BEGIN Selected excerpt

Power to the People: The Marketing Power of Online Communities

Imagine you are the customer of a major beauty supply chain, and, being a proactive shopper, you spend a lot of time learning about the brand’s products and their application. Now imagine this retail chain hosts its own branded forum – a community of like-minded consumers, tied together via the Internet, social media and a common appreciation for amateur cosmetology.

With me so far? If so, you’re probably thinking, “Okay, an online forum, so what’s the big deal?”

Well, for the past several years brands have been discovering that they can leverage the power of these online community platforms to do some of the heavy lifting of their marketing departments and greatly expand the reach of their message for little more investment than the price of keeping the community active and compelling enough to thrive.

A case in point, the cosmetics retailer Sephora hosts a massive online community called “BeautyTalk” that gives users the power to trade advice, ask questions to online experts, watch video tutorials, get tips from celebrities, and read relevant articles from a branded blog.

END Selected excerpt
BEGIN Provided data

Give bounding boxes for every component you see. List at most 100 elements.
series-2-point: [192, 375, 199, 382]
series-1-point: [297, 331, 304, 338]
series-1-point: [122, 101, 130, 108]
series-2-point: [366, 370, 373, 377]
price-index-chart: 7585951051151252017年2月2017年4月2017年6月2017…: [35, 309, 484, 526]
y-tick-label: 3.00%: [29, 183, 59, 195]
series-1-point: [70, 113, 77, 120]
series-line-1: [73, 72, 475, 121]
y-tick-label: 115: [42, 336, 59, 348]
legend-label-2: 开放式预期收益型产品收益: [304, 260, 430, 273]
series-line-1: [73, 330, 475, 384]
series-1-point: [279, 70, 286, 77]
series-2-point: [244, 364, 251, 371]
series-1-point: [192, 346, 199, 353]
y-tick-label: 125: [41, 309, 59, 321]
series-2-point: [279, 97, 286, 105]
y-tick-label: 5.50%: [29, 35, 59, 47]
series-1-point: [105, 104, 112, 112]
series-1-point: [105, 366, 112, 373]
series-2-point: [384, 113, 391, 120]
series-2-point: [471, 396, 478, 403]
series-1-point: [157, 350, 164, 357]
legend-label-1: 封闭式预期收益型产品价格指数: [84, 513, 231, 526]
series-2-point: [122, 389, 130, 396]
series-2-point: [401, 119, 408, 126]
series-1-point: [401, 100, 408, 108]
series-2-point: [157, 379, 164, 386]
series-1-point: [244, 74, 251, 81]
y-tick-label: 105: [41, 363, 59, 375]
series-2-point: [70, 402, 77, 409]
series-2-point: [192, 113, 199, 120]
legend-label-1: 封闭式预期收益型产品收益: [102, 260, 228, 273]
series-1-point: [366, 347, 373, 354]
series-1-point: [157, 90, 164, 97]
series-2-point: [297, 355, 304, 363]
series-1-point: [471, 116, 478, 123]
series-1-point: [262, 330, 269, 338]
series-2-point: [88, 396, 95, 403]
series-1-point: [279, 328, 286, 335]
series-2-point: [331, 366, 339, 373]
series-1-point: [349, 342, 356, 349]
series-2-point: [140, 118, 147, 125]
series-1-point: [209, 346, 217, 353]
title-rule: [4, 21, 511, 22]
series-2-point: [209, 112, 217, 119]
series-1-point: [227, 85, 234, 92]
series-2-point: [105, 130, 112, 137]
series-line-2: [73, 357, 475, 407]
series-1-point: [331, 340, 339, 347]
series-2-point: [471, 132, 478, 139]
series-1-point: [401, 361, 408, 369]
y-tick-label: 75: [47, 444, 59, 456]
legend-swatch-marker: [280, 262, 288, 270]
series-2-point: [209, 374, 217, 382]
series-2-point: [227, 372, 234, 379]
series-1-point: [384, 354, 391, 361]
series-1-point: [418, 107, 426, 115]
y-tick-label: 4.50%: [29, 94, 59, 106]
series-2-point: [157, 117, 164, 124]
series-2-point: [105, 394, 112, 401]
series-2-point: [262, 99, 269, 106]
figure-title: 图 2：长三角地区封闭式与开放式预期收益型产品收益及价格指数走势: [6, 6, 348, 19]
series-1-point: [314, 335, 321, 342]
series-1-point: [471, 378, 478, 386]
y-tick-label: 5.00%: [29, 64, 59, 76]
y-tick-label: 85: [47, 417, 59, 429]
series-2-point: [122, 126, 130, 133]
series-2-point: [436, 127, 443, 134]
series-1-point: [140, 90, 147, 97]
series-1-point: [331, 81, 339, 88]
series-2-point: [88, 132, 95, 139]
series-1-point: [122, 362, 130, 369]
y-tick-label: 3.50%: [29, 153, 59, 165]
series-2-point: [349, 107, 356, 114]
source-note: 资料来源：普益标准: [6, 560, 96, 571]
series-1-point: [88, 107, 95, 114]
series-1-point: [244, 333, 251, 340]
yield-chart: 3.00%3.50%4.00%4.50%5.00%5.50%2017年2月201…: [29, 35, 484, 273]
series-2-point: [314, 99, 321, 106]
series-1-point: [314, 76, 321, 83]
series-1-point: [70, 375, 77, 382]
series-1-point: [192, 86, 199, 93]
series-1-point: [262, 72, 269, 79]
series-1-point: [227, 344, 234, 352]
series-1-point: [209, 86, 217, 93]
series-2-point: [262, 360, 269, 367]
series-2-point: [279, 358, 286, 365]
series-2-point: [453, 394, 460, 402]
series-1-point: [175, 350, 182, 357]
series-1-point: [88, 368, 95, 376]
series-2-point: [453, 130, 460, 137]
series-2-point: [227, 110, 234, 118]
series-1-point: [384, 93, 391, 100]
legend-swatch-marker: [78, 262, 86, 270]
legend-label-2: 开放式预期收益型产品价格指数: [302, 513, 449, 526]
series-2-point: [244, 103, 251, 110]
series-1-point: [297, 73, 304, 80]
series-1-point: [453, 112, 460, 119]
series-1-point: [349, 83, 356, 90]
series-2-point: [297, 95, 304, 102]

END Provided data

# [Work instructions]
a – Reproduce word for word the part of the online communities article between "A case in point, the" and "a branded blog.", inclusive.
b – Pick up the article on the marketing power of online communities after its last sentence and keep writing it.

# [Per-task outputs]
a –
A case in point, the cosmetics retailer Sephora hosts a massive online community called “BeautyTalk” that gives users the power to trade advice, ask questions to online experts, watch video tutorials, get tips from celebrities, and read relevant articles from a branded blog.

b –
The company – which prides itself on its self-service model – launched BeautyTalk in 2010 with three main objectives: To build the Sephora brand and community; to establish Sephora’s expertise in the beauty world; and to drive sales and loyalty.

But Sephora got more than they bargained for:

• A user-generated content engine that now fuels the bulk of the 500,000 social media mentions the brand gets in a given month
• And, a totally user-generated forward product-marketing feature known to the community as the Traveling Sephora Box. (Community members fill a box with Sephora products that didn’t work for them and mail them on to another user who takes a few items of interest and adds a few of her own. The box is then forwarded to the next user who repeats the process.)

“When we launched, we knew that we would attract beauty enthusiasts worldwide who were eager to ask questions and share their beauty knowledge,” the company said. “What we didn’t anticipate was that our users would turn those online connections into offline action. BeautyTalk and the Traveling Sephora Box have created excitement around the brand by energizing clients to actively engage with each other offline in the name of the Sephora.”

By giving power over to its most committed users (who spend, on average, more than 133 hours in BeautyTalk a month), Sephora achieved the holy grail of marketing – turning brand commitment into brand advocacy.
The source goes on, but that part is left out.